_EXERCISE INSTRUCTIONS_. What number of lines hold the word "text"? State that number and nothing besides.

### INPUT FOR THIS TASK ###

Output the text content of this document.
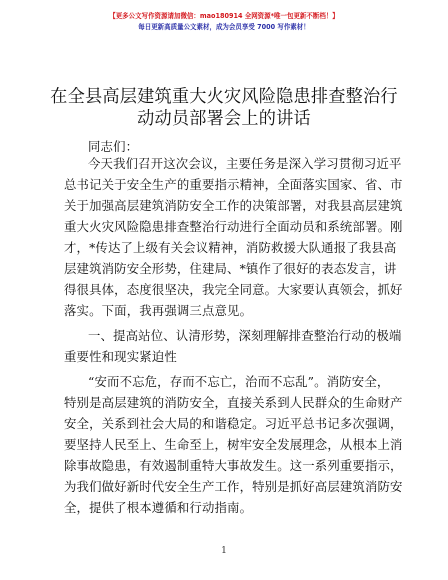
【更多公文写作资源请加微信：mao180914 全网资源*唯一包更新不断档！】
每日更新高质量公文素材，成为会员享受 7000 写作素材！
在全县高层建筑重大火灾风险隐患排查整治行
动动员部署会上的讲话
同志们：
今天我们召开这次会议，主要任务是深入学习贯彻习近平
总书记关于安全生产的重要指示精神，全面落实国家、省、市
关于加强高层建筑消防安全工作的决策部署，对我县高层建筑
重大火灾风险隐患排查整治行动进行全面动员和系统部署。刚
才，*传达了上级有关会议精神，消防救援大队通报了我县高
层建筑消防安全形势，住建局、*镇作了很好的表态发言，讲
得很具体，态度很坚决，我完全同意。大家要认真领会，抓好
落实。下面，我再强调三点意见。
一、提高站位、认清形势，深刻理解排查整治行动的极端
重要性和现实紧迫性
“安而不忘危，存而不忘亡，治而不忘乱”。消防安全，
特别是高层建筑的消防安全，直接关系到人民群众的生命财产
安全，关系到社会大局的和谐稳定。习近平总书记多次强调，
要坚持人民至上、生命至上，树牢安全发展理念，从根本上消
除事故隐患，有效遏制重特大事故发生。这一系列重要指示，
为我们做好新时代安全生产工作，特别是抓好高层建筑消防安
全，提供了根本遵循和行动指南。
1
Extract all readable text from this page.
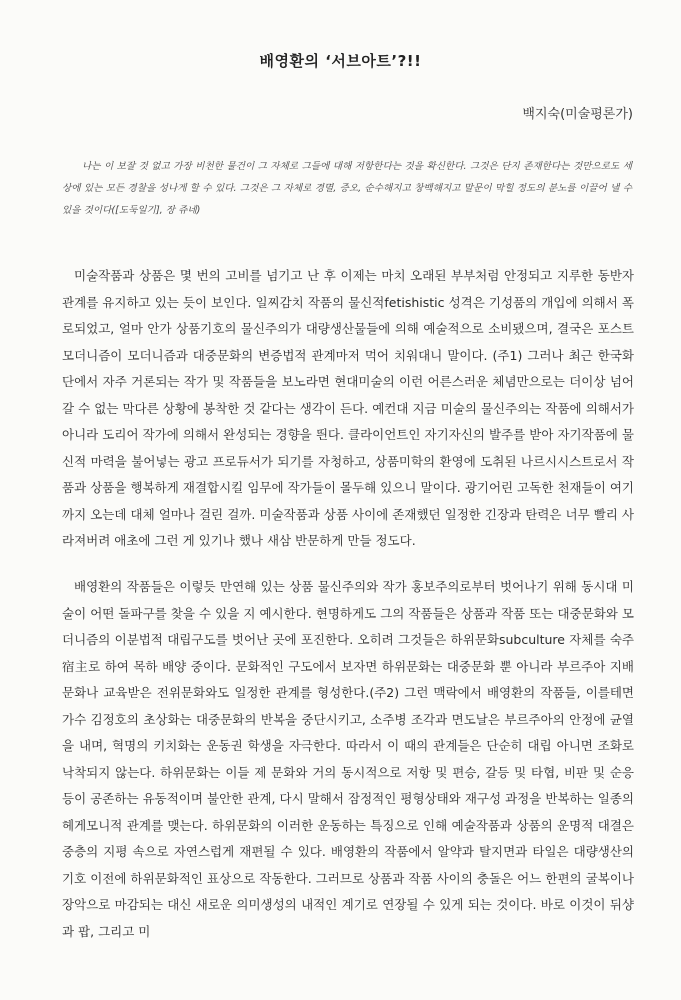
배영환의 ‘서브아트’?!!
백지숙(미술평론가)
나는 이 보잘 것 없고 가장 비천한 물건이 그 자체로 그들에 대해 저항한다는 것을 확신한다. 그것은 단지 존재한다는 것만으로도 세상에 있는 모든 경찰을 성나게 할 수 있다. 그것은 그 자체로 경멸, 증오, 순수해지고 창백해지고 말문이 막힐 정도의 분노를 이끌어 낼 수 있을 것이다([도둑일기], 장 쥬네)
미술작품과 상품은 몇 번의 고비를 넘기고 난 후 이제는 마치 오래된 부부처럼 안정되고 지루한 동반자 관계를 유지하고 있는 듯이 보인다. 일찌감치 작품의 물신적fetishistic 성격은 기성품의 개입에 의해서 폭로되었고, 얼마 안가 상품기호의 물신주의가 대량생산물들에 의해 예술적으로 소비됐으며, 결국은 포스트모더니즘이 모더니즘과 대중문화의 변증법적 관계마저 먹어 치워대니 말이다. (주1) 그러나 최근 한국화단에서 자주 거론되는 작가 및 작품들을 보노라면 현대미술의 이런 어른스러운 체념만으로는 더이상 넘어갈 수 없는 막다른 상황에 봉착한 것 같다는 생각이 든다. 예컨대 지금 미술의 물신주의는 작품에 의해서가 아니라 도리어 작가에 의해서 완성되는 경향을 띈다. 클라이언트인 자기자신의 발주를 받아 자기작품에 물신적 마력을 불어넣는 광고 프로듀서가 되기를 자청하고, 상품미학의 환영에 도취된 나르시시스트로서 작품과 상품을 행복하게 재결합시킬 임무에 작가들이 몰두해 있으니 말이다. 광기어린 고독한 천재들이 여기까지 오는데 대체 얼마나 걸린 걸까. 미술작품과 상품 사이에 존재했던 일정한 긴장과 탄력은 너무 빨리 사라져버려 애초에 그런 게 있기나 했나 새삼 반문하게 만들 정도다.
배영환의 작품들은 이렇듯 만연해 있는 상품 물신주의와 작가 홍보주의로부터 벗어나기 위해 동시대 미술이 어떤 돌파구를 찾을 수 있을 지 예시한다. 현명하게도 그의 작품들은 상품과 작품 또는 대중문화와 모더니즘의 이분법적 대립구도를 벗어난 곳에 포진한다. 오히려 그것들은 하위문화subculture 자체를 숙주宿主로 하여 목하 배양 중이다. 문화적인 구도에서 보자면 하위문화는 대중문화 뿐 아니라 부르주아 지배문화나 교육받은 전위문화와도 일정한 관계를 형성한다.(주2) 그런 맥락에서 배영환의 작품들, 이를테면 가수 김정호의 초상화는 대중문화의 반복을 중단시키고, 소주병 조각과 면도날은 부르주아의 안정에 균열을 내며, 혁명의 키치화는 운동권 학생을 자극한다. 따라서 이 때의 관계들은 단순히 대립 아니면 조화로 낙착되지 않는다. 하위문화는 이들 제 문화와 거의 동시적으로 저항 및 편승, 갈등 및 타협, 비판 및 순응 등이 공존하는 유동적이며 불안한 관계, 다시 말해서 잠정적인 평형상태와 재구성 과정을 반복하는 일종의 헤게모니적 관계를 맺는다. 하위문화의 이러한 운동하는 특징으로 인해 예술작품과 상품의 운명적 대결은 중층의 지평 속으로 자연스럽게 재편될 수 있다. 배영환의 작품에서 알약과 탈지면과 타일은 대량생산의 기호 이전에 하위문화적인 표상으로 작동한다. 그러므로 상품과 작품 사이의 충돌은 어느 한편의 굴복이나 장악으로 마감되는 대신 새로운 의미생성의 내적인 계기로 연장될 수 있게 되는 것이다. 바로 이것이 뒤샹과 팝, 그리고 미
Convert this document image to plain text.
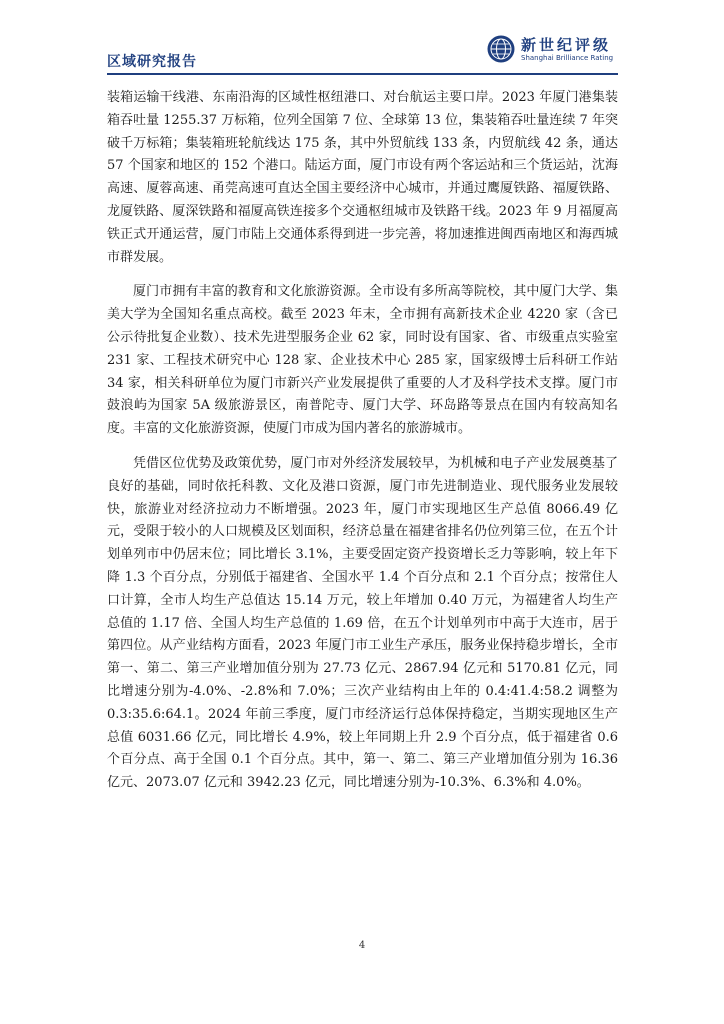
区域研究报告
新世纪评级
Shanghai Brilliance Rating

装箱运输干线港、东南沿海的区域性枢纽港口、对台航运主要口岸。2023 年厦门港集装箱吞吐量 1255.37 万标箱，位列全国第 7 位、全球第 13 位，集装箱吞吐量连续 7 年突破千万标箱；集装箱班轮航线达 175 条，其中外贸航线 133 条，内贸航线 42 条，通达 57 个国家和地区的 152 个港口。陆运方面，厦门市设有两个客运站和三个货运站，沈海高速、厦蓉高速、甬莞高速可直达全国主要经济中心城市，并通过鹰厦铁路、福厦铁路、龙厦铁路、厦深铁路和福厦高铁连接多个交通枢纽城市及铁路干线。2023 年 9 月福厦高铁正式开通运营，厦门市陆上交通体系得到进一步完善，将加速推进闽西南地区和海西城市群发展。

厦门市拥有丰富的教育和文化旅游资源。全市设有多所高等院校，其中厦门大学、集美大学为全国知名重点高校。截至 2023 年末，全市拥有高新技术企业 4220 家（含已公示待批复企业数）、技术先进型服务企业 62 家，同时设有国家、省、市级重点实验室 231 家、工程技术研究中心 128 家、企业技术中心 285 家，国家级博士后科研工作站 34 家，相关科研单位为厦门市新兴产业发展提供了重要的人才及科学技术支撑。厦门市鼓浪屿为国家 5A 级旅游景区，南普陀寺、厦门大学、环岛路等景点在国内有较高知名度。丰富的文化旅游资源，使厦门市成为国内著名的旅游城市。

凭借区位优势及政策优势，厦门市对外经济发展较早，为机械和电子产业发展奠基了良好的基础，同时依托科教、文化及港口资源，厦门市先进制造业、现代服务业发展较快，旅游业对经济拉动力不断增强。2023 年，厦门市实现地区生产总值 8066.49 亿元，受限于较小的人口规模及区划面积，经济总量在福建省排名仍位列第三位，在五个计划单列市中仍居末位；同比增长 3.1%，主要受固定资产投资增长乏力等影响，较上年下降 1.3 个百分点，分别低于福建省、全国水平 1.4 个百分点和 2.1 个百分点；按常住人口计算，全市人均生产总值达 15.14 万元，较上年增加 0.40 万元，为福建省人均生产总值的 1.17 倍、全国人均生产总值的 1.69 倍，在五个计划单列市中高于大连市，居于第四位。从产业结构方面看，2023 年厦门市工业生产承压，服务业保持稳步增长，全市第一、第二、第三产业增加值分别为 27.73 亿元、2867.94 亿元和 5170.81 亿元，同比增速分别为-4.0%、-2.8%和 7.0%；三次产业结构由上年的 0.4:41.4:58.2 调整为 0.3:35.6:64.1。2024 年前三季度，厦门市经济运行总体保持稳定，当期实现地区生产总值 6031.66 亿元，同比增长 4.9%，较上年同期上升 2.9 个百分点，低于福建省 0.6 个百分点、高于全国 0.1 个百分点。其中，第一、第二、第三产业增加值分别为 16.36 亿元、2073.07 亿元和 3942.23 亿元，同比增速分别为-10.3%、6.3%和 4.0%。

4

###

_EXERCISE ANSWER_. 3